§ Challenge: Write out each entry again. Keep every word exactly as it is.

BEGIN Provided material

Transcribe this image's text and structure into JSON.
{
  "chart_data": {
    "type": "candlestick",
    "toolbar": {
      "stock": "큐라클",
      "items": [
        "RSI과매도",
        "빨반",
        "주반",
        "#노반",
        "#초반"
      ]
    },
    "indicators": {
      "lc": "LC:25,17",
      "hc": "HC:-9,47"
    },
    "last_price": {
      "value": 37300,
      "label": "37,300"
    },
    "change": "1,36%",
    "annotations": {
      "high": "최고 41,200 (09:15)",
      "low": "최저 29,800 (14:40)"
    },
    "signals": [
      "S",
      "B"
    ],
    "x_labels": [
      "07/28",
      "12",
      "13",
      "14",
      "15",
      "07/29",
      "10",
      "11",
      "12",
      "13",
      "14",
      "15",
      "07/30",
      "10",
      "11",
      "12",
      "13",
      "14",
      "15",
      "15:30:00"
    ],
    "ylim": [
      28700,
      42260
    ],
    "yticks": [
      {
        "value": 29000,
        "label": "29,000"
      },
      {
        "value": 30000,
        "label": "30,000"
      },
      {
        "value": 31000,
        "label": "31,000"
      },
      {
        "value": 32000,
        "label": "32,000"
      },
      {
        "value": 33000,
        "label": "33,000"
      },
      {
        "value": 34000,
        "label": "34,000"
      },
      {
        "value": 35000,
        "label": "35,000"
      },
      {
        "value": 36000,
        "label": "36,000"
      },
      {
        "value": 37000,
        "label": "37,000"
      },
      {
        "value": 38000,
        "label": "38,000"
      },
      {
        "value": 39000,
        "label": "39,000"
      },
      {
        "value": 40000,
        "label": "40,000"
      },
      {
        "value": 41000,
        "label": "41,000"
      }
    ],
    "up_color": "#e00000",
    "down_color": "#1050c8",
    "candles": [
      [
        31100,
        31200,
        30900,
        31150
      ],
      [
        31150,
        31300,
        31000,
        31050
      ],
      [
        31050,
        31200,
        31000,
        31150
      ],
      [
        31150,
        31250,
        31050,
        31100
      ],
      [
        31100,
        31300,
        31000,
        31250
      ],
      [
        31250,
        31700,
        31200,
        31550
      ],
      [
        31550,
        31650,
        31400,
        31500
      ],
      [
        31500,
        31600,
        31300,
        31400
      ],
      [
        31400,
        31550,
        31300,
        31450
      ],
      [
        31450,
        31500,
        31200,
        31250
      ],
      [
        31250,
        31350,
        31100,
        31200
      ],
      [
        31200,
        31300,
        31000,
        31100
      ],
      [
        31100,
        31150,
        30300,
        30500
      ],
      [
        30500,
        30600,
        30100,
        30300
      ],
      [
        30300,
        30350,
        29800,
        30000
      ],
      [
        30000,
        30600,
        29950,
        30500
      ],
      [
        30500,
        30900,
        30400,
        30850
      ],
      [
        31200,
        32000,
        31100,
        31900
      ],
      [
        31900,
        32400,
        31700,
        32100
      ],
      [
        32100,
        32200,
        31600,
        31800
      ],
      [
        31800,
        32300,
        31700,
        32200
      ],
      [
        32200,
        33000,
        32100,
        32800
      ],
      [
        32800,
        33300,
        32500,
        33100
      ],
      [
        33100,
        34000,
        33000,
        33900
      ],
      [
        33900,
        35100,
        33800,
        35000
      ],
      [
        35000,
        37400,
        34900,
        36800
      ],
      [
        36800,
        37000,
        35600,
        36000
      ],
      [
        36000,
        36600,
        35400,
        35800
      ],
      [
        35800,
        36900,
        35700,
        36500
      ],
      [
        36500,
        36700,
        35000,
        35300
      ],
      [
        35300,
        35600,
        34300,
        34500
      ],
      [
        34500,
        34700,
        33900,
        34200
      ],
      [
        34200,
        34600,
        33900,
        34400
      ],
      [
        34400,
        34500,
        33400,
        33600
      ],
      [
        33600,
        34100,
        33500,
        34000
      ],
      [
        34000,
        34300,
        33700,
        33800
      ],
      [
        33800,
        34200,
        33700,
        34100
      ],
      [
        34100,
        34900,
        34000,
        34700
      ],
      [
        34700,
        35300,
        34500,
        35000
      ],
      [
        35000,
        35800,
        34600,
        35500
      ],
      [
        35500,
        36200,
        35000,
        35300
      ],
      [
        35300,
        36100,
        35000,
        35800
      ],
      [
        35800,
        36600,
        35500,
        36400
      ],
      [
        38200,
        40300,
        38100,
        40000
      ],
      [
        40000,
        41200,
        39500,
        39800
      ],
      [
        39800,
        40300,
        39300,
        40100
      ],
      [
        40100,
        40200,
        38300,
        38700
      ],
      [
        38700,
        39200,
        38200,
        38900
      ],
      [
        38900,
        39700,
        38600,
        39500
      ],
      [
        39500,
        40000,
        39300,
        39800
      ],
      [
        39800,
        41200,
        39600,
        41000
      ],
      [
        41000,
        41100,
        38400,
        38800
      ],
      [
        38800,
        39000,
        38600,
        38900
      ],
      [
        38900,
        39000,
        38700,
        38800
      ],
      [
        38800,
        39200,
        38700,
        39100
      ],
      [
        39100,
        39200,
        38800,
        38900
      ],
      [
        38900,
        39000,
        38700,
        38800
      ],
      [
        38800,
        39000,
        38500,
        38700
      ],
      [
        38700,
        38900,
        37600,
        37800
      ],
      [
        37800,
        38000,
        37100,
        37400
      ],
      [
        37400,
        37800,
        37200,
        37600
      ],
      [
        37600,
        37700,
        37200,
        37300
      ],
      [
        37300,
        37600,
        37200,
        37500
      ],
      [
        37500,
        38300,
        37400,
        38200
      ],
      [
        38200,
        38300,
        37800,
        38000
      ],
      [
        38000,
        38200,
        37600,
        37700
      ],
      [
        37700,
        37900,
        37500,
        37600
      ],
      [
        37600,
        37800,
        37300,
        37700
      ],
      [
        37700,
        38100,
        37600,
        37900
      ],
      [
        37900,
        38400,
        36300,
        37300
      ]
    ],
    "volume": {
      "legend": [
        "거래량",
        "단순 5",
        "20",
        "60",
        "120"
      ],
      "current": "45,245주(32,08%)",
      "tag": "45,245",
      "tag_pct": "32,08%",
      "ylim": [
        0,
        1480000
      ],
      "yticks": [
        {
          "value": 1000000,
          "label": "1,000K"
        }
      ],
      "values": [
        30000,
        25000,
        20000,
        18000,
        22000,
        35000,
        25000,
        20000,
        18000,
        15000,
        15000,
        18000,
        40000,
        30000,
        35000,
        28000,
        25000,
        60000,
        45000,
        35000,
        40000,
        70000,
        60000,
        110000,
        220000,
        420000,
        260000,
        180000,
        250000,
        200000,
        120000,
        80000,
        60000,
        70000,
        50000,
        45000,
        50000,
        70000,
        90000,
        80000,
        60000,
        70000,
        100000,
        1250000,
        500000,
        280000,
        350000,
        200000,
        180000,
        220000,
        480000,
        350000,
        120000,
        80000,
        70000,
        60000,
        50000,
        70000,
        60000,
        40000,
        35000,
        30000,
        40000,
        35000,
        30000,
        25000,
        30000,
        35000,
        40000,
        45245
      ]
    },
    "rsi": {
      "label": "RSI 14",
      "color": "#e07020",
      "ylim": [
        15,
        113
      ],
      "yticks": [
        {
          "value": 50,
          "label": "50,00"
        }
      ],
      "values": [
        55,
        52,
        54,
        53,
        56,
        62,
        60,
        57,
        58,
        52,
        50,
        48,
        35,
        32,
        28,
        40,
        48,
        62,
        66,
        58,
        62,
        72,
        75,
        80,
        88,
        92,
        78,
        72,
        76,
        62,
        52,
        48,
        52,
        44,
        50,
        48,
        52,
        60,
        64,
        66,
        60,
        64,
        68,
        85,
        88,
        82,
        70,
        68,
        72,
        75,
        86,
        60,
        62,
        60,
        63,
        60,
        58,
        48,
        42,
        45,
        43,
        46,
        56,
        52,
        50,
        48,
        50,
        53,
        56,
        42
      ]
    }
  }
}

END Provided material

§ Expected answer:
Transcribe this image's text and structure into JSON.
{
  "chart_data": {
    "type": "candlestick",
    "toolbar": {
      "stock": "큐라클",
      "items": [
        "RSI과매도",
        "빨반",
        "주반",
        "#노반",
        "#초반"
      ]
    },
    "indicators": {
      "lc": "LC:25,17",
      "hc": "HC:-9,47"
    },
    "last_price": {
      "value": 37300,
      "label": "37,300"
    },
    "change": "1,36%",
    "annotations": {
      "high": "최고 41,200 (09:15)",
      "low": "최저 29,800 (14:40)"
    },
    "signals": [
      "S",
      "B"
    ],
    "x_labels": [
      "07/28",
      "12",
      "13",
      "14",
      "15",
      "07/29",
      "10",
      "11",
      "12",
      "13",
      "14",
      "15",
      "07/30",
      "10",
      "11",
      "12",
      "13",
      "14",
      "15",
      "15:30:00"
    ],
    "ylim": [
      28700,
      42260
    ],
    "yticks": [
      {
        "value": 29000,
        "label": "29,000"
      },
      {
        "value": 30000,
        "label": "30,000"
      },
      {
        "value": 31000,
        "label": "31,000"
      },
      {
        "value": 32000,
        "label": "32,000"
      },
      {
        "value": 33000,
        "label": "33,000"
      },
      {
        "value": 34000,
        "label": "34,000"
      },
      {
        "value": 35000,
        "label": "35,000"
      },
      {
        "value": 36000,
        "label": "36,000"
      },
      {
        "value": 37000,
        "label": "37,000"
      },
      {
        "value": 38000,
        "label": "38,000"
      },
      {
        "value": 39000,
        "label": "39,000"
      },
      {
        "value": 40000,
        "label": "40,000"
      },
      {
        "value": 41000,
        "label": "41,000"
      }
    ],
    "up_color": "#e00000",
    "down_color": "#1050c8",
    "candles": [
      [
        31100,
        31200,
        30900,
        31150
      ],
      [
        31150,
        31300,
        31000,
        31050
      ],
      [
        31050,
        31200,
        31000,
        31150
      ],
      [
        31150,
        31250,
        31050,
        31100
      ],
      [
        31100,
        31300,
        31000,
        31250
      ],
      [
        31250,
        31700,
        31200,
        31550
      ],
      [
        31550,
        31650,
        31400,
        31500
      ],
      [
        31500,
        31600,
        31300,
        31400
      ],
      [
        31400,
        31550,
        31300,
        31450
      ],
      [
        31450,
        31500,
        31200,
        31250
      ],
      [
        31250,
        31350,
        31100,
        31200
      ],
      [
        31200,
        31300,
        31000,
        31100
      ],
      [
        31100,
        31150,
        30300,
        30500
      ],
      [
        30500,
        30600,
        30100,
        30300
      ],
      [
        30300,
        30350,
        29800,
        30000
      ],
      [
        30000,
        30600,
        29950,
        30500
      ],
      [
        30500,
        30900,
        30400,
        30850
      ],
      [
        31200,
        32000,
        31100,
        31900
      ],
      [
        31900,
        32400,
        31700,
        32100
      ],
      [
        32100,
        32200,
        31600,
        31800
      ],
      [
        31800,
        32300,
        31700,
        32200
      ],
      [
        32200,
        33000,
        32100,
        32800
      ],
      [
        32800,
        33300,
        32500,
        33100
      ],
      [
        33100,
        34000,
        33000,
        33900
      ],
      [
        33900,
        35100,
        33800,
        35000
      ],
      [
        35000,
        37400,
        34900,
        36800
      ],
      [
        36800,
        37000,
        35600,
        36000
      ],
      [
        36000,
        36600,
        35400,
        35800
      ],
      [
        35800,
        36900,
        35700,
        36500
      ],
      [
        36500,
        36700,
        35000,
        35300
      ],
      [
        35300,
        35600,
        34300,
        34500
      ],
      [
        34500,
        34700,
        33900,
        34200
      ],
      [
        34200,
        34600,
        33900,
        34400
      ],
      [
        34400,
        34500,
        33400,
        33600
      ],
      [
        33600,
        34100,
        33500,
        34000
      ],
      [
        34000,
        34300,
        33700,
        33800
      ],
      [
        33800,
        34200,
        33700,
        34100
      ],
      [
        34100,
        34900,
        34000,
        34700
      ],
      [
        34700,
        35300,
        34500,
        35000
      ],
      [
        35000,
        35800,
        34600,
        35500
      ],
      [
        35500,
        36200,
        35000,
        35300
      ],
      [
        35300,
        36100,
        35000,
        35800
      ],
      [
        35800,
        36600,
        35500,
        36400
      ],
      [
        38200,
        40300,
        38100,
        40000
      ],
      [
        40000,
        41200,
        39500,
        39800
      ],
      [
        39800,
        40300,
        39300,
        40100
      ],
      [
        40100,
        40200,
        38300,
        38700
      ],
      [
        38700,
        39200,
        38200,
        38900
      ],
      [
        38900,
        39700,
        38600,
        39500
      ],
      [
        39500,
        40000,
        39300,
        39800
      ],
      [
        39800,
        41200,
        39600,
        41000
      ],
      [
        41000,
        41100,
        38400,
        38800
      ],
      [
        38800,
        39000,
        38600,
        38900
      ],
      [
        38900,
        39000,
        38700,
        38800
      ],
      [
        38800,
        39200,
        38700,
        39100
      ],
      [
        39100,
        39200,
        38800,
        38900
      ],
      [
        38900,
        39000,
        38700,
        38800
      ],
      [
        38800,
        39000,
        38500,
        38700
      ],
      [
        38700,
        38900,
        37600,
        37800
      ],
      [
        37800,
        38000,
        37100,
        37400
      ],
      [
        37400,
        37800,
        37200,
        37600
      ],
      [
        37600,
        37700,
        37200,
        37300
      ],
      [
        37300,
        37600,
        37200,
        37500
      ],
      [
        37500,
        38300,
        37400,
        38200
      ],
      [
        38200,
        38300,
        37800,
        38000
      ],
      [
        38000,
        38200,
        37600,
        37700
      ],
      [
        37700,
        37900,
        37500,
        37600
      ],
      [
        37600,
        37800,
        37300,
        37700
      ],
      [
        37700,
        38100,
        37600,
        37900
      ],
      [
        37900,
        38400,
        36300,
        37300
      ]
    ],
    "volume": {
      "legend": [
        "거래량",
        "단순 5",
        "20",
        "60",
        "120"
      ],
      "current": "45,245주(32,08%)",
      "tag": "45,245",
      "tag_pct": "32,08%",
      "ylim": [
        0,
        1480000
      ],
      "yticks": [
        {
          "value": 1000000,
          "label": "1,000K"
        }
      ],
      "values": [
        30000,
        25000,
        20000,
        18000,
        22000,
        35000,
        25000,
        20000,
        18000,
        15000,
        15000,
        18000,
        40000,
        30000,
        35000,
        28000,
        25000,
        60000,
        45000,
        35000,
        40000,
        70000,
        60000,
        110000,
        220000,
        420000,
        260000,
        180000,
        250000,
        200000,
        120000,
        80000,
        60000,
        70000,
        50000,
        45000,
        50000,
        70000,
        90000,
        80000,
        60000,
        70000,
        100000,
        1250000,
        500000,
        280000,
        350000,
        200000,
        180000,
        220000,
        480000,
        350000,
        120000,
        80000,
        70000,
        60000,
        50000,
        70000,
        60000,
        40000,
        35000,
        30000,
        40000,
        35000,
        30000,
        25000,
        30000,
        35000,
        40000,
        45245
      ]
    },
    "rsi": {
      "label": "RSI 14",
      "color": "#e07020",
      "ylim": [
        15,
        113
      ],
      "yticks": [
        {
          "value": 50,
          "label": "50,00"
        }
      ],
      "values": [
        55,
        52,
        54,
        53,
        56,
        62,
        60,
        57,
        58,
        52,
        50,
        48,
        35,
        32,
        28,
        40,
        48,
        62,
        66,
        58,
        62,
        72,
        75,
        80,
        88,
        92,
        78,
        72,
        76,
        62,
        52,
        48,
        52,
        44,
        50,
        48,
        52,
        60,
        64,
        66,
        60,
        64,
        68,
        85,
        88,
        82,
        70,
        68,
        72,
        75,
        86,
        60,
        62,
        60,
        63,
        60,
        58,
        48,
        42,
        45,
        43,
        46,
        56,
        52,
        50,
        48,
        50,
        53,
        56,
        42
      ]
    }
  }
}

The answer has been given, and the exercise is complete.